◆ **SHORT TASK**:
Check each line of the material below, and copy it if it holds the string "Indonesia".

◆ **PROVIDED DATA**:
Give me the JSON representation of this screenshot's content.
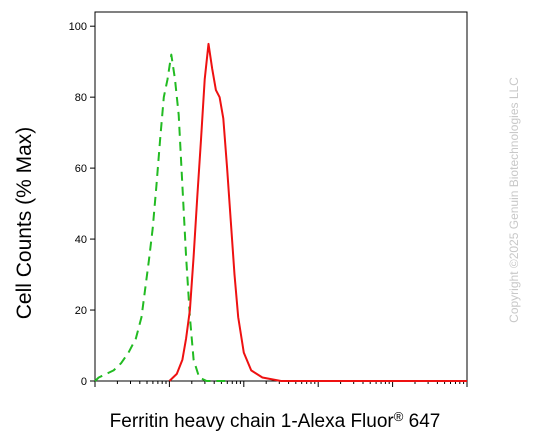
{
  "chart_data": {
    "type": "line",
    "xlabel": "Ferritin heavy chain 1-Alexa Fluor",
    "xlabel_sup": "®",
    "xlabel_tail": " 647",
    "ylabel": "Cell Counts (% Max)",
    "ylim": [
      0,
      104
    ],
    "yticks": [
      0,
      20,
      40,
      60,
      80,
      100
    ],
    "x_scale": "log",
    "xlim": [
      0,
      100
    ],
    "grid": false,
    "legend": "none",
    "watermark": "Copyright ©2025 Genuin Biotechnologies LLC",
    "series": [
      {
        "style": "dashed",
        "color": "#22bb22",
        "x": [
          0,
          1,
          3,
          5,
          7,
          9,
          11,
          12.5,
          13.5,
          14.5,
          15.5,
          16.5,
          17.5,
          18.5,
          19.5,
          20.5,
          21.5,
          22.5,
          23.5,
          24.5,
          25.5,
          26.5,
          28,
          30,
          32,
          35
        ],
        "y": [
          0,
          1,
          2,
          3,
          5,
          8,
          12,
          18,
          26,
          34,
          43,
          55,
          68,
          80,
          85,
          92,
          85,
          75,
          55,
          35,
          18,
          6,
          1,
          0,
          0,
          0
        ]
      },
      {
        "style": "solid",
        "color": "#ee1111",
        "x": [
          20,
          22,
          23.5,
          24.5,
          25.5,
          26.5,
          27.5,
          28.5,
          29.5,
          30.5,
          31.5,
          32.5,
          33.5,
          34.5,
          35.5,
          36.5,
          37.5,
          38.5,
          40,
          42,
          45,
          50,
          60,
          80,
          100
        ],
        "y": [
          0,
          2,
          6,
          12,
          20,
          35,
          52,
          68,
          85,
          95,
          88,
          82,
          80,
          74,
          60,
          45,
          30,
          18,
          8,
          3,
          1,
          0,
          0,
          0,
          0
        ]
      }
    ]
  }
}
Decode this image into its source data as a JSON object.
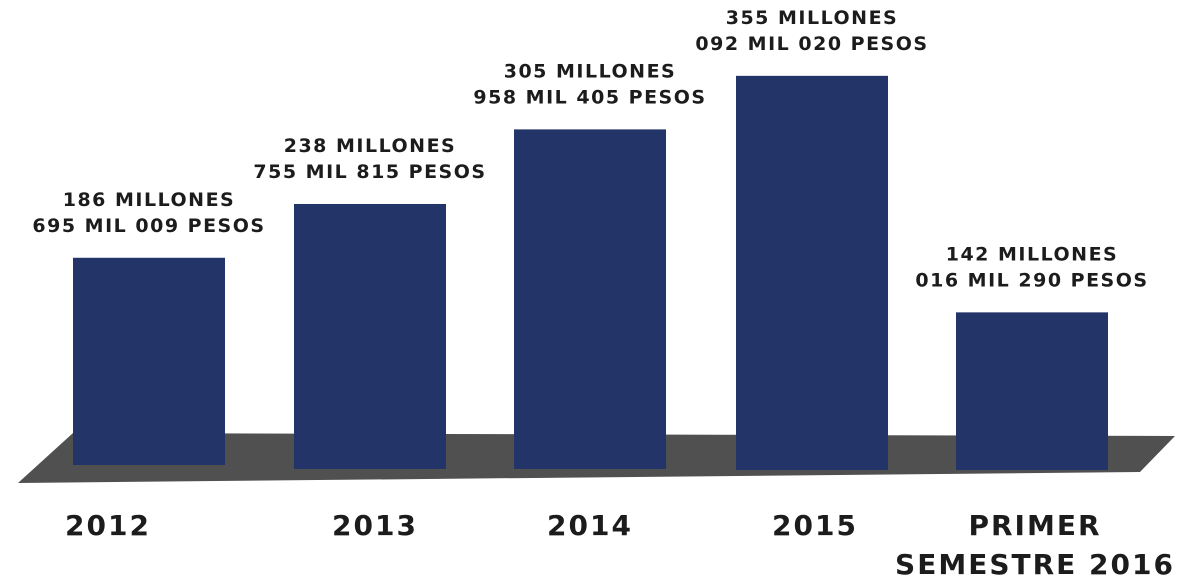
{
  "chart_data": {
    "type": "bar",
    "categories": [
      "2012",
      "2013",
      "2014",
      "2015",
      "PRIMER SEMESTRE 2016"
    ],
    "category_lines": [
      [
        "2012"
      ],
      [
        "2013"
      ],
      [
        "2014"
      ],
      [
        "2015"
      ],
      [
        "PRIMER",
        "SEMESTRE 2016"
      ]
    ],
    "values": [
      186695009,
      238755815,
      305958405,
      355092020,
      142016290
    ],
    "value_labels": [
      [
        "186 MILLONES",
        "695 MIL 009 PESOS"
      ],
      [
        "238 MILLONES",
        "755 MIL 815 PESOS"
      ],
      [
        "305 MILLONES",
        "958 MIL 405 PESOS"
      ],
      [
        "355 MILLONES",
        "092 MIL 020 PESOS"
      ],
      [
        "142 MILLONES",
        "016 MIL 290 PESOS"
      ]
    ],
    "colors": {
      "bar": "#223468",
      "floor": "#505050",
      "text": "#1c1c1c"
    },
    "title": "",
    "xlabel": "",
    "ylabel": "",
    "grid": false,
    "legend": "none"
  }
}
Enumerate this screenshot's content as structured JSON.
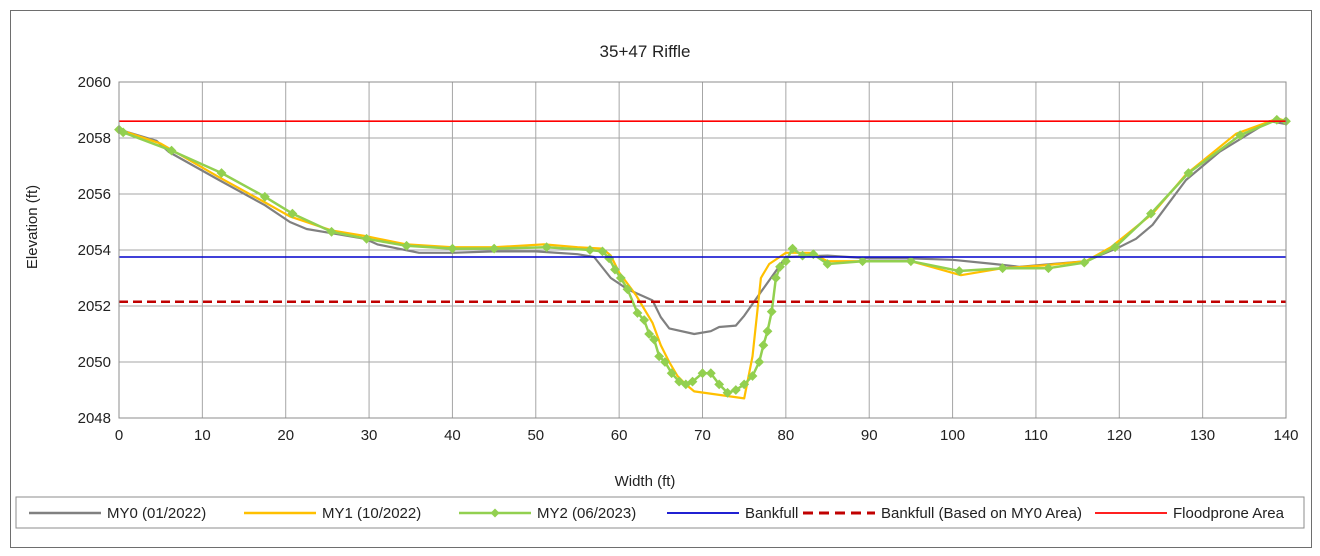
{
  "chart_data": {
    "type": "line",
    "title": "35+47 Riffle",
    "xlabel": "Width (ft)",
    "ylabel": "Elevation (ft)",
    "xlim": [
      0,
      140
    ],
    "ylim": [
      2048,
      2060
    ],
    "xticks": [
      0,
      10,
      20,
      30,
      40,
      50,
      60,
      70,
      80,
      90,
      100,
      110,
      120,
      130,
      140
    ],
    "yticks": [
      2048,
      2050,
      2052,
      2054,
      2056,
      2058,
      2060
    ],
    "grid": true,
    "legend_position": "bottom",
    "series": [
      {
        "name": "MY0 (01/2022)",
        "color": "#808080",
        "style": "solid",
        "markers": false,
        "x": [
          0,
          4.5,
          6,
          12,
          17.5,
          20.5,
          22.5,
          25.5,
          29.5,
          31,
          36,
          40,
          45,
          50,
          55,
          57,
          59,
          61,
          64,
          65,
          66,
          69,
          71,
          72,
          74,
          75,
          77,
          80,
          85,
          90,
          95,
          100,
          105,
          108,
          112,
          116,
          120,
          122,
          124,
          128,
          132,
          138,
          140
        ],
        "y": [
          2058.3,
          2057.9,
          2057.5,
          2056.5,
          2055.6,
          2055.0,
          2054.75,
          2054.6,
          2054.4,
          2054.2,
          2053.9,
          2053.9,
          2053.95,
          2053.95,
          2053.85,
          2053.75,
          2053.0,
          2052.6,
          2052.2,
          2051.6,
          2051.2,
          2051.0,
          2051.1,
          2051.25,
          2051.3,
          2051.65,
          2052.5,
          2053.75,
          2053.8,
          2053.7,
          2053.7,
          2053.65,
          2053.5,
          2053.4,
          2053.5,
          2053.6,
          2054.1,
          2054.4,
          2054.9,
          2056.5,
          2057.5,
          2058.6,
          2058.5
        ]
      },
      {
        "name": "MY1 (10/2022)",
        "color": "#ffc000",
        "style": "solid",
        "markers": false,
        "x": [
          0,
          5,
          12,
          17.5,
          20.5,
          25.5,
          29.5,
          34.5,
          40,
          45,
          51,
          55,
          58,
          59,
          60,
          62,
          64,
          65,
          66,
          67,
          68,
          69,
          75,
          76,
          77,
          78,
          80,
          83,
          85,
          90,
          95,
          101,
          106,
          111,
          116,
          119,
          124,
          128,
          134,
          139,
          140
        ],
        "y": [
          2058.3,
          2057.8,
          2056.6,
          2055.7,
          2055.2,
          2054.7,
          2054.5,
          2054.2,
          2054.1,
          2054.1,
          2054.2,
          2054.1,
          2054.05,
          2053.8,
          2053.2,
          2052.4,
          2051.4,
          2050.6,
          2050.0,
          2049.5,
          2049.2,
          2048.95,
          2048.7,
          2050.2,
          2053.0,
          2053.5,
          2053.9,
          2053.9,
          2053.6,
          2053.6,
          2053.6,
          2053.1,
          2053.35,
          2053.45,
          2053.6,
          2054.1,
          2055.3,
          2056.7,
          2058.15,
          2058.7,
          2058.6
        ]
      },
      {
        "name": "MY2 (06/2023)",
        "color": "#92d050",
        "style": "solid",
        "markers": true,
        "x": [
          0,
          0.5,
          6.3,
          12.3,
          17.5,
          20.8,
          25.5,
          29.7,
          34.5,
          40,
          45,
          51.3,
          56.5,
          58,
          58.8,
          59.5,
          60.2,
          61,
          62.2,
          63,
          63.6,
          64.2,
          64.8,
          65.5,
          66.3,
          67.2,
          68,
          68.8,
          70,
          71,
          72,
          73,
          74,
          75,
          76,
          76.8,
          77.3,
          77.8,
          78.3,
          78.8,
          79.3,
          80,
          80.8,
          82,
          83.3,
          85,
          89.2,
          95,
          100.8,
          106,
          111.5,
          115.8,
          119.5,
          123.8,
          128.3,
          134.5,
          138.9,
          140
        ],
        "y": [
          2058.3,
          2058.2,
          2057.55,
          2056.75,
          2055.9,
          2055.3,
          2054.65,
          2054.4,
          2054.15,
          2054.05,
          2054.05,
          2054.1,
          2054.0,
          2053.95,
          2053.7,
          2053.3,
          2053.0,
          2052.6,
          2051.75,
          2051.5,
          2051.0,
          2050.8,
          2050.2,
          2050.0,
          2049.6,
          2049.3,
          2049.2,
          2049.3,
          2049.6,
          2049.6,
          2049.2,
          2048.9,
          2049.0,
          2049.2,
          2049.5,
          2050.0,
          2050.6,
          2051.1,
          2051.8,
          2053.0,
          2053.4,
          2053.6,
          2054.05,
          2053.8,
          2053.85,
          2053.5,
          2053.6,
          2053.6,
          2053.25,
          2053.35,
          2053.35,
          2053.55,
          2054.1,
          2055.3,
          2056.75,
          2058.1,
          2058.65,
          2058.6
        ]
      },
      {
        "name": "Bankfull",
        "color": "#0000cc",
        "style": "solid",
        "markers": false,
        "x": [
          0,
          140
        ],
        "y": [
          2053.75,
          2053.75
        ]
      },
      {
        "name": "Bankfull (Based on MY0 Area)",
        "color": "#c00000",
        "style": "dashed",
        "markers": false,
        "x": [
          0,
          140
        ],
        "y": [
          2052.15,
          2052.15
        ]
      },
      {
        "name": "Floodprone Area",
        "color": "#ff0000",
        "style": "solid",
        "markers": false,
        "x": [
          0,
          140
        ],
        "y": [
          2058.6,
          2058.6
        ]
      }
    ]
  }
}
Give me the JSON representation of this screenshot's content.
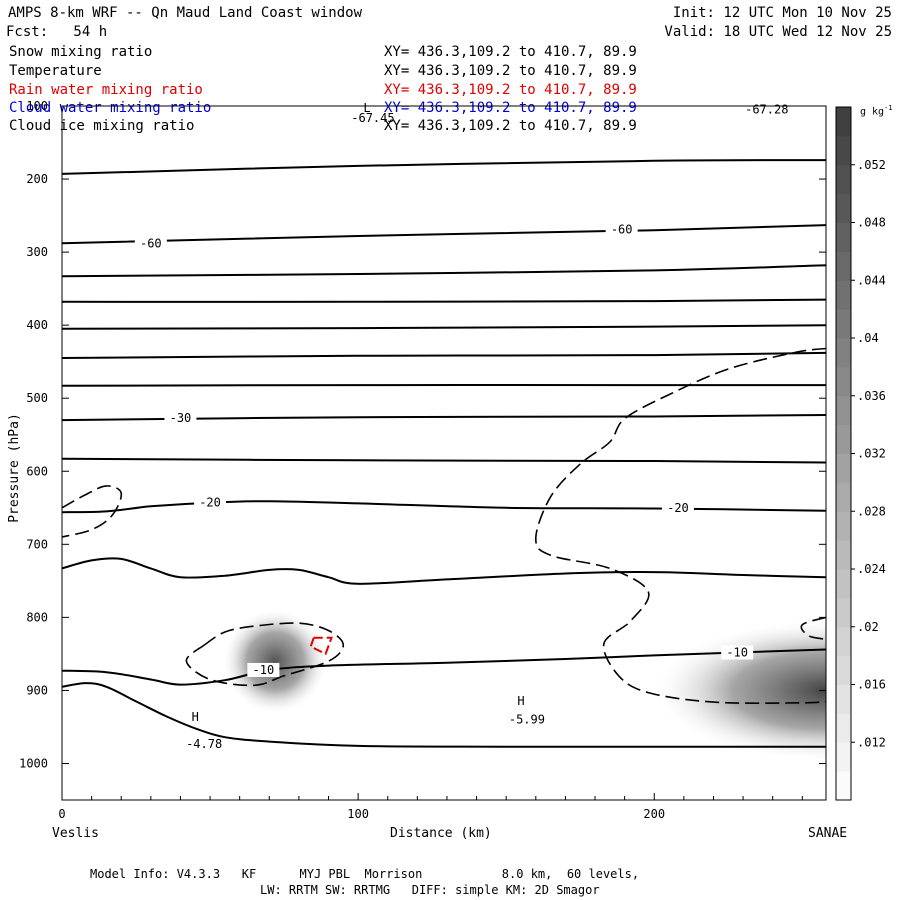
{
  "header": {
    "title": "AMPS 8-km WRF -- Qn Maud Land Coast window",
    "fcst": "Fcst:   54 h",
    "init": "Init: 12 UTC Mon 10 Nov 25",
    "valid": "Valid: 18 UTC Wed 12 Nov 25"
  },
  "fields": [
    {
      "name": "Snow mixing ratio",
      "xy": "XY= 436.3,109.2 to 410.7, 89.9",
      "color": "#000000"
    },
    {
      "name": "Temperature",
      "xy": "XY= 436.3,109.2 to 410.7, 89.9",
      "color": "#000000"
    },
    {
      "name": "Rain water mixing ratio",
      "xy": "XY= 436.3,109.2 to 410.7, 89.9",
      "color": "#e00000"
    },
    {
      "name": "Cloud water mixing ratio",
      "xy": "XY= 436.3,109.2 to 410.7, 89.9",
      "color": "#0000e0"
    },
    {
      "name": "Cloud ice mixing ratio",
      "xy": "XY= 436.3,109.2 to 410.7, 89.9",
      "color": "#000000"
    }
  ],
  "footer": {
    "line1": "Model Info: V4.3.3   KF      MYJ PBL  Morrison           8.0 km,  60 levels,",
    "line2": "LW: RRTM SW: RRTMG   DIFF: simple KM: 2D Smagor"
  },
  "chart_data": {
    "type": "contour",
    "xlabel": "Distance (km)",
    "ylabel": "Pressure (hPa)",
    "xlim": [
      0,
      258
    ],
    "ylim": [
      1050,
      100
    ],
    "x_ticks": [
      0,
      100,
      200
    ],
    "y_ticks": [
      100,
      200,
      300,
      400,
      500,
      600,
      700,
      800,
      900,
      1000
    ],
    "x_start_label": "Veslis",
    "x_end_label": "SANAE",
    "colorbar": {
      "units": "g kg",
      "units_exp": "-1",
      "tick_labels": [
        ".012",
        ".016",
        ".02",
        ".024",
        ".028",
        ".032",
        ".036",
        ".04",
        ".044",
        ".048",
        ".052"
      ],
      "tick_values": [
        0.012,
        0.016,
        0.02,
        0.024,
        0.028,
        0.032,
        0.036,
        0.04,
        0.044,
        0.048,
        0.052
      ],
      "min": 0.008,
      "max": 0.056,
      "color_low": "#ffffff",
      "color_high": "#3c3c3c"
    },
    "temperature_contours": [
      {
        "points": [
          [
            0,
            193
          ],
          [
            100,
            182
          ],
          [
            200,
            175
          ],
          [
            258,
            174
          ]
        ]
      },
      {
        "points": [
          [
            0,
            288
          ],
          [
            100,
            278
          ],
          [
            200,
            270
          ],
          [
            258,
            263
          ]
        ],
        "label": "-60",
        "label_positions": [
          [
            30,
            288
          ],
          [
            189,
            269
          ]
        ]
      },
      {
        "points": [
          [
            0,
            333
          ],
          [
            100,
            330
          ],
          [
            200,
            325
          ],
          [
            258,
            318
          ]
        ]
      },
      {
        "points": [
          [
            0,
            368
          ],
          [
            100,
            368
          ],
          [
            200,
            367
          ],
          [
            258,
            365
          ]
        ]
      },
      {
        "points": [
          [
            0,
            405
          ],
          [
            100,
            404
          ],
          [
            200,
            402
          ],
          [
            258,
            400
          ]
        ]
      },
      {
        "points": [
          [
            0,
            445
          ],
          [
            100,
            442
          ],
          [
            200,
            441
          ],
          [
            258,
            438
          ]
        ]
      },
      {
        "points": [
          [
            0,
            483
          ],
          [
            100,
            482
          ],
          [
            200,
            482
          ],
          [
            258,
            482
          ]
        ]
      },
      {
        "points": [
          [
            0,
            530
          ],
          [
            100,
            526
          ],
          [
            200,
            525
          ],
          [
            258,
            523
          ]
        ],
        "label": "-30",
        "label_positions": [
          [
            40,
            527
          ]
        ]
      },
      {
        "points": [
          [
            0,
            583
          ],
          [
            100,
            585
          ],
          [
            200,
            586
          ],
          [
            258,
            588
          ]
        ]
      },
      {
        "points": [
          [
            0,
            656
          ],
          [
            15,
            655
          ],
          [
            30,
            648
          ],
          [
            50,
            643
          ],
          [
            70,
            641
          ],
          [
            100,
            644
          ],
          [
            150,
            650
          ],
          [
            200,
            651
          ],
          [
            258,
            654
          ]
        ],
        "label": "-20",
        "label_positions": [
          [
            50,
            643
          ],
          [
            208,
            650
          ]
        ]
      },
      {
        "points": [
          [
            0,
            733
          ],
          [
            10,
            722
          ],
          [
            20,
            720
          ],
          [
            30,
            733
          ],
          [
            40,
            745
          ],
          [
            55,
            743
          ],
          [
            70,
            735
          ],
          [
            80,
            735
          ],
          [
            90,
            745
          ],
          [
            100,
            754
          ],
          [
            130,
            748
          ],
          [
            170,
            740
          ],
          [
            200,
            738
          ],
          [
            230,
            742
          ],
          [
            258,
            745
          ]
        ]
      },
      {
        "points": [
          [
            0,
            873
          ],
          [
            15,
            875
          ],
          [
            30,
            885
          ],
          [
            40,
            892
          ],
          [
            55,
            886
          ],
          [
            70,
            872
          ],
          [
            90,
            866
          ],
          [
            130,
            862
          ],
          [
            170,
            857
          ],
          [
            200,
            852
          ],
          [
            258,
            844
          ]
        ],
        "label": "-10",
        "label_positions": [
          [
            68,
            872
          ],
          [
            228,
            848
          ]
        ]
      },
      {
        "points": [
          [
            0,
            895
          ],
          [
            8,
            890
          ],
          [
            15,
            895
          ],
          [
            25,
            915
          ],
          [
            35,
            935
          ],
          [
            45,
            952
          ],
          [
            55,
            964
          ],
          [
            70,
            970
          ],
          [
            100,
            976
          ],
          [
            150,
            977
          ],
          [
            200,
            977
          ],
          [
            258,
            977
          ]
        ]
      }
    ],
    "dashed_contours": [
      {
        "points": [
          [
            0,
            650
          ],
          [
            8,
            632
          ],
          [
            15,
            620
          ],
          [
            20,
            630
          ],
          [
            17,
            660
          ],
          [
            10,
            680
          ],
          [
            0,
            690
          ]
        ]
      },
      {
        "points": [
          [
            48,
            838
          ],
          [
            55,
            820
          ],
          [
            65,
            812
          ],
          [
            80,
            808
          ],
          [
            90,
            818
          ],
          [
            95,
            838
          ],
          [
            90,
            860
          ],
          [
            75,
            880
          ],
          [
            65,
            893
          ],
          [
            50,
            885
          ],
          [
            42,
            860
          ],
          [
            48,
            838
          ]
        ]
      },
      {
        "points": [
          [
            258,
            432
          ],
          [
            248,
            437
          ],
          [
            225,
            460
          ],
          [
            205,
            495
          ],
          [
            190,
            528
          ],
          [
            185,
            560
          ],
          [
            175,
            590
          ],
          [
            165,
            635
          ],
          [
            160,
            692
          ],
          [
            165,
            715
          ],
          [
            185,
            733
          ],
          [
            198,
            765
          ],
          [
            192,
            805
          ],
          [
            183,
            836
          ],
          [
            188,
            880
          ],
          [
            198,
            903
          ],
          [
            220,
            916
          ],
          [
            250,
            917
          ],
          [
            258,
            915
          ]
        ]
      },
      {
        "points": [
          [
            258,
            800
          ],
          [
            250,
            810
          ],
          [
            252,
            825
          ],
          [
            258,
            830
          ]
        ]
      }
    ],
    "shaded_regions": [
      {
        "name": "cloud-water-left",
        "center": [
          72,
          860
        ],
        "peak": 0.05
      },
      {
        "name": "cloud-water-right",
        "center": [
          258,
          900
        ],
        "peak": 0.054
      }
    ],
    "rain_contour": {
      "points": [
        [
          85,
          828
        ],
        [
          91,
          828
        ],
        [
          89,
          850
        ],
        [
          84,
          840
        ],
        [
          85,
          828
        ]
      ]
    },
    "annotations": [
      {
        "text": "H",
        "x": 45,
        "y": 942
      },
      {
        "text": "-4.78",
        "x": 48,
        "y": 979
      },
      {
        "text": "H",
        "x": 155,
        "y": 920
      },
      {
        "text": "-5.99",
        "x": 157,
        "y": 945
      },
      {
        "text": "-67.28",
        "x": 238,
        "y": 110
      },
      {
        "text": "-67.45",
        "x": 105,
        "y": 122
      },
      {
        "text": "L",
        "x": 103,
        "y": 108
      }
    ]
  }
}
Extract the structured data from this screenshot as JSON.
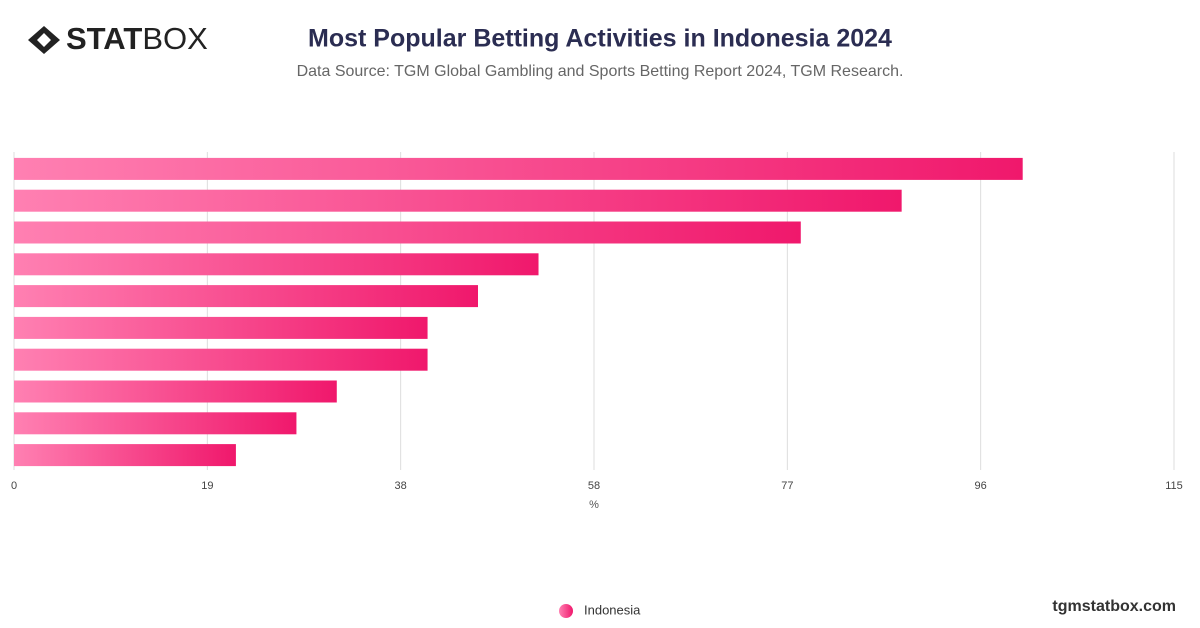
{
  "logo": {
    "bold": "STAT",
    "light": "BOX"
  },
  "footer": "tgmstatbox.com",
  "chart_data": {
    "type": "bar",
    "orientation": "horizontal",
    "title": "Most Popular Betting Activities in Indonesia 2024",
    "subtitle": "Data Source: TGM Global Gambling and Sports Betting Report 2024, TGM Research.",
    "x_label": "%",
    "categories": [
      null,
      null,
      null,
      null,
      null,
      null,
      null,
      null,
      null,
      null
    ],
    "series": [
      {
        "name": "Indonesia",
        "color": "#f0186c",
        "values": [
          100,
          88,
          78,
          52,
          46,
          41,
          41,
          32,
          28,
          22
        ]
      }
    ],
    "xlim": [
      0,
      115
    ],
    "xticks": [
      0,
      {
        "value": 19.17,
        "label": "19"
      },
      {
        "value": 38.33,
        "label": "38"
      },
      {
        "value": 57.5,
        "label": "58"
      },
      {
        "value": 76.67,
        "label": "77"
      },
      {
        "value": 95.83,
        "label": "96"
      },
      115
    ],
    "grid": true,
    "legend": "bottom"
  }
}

◆ **CORRECT RESPONSE**:
    "title": "Most Popular Betting Activities in Indonesia 2024",
        "name": "Indonesia",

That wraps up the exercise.